Look through the data below. Collect every line where the word "text" occurs.

──────── Material supplied

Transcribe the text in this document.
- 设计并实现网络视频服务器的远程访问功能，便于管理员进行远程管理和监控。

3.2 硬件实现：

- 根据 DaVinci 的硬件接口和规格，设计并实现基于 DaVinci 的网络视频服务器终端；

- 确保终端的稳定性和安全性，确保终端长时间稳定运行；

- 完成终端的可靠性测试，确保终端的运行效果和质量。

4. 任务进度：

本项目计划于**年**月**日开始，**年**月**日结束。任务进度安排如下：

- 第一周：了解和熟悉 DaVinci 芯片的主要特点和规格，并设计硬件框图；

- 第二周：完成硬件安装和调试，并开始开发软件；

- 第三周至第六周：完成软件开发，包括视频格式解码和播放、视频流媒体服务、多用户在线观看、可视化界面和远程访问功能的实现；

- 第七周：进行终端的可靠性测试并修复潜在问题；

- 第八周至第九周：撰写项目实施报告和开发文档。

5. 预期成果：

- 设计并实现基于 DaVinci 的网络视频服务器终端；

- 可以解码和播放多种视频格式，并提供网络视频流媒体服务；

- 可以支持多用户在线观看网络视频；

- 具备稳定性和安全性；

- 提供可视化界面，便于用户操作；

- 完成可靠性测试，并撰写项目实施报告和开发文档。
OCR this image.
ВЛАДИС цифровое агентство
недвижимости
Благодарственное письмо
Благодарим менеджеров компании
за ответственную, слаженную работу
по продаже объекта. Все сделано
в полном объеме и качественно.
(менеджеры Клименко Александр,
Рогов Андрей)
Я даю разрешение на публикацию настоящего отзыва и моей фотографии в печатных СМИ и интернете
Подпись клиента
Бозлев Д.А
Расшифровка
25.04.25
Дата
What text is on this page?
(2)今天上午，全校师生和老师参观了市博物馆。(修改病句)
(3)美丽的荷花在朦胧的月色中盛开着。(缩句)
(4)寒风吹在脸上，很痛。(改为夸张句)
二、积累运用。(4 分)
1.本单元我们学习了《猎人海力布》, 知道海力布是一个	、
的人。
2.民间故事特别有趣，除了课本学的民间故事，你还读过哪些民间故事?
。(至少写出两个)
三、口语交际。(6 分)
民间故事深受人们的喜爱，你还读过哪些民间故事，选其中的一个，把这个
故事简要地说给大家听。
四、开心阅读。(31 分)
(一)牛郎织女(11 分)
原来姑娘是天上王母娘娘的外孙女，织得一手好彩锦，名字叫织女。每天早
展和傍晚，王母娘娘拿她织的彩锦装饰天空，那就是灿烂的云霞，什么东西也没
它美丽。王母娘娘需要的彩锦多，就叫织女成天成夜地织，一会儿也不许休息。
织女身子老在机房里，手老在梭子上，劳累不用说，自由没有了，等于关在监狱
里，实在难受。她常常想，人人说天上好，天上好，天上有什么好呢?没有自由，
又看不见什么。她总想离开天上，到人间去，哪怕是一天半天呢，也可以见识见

────────────────

* _Answer to this exercise_:
Transcribe the text in this document.
What text is on this page?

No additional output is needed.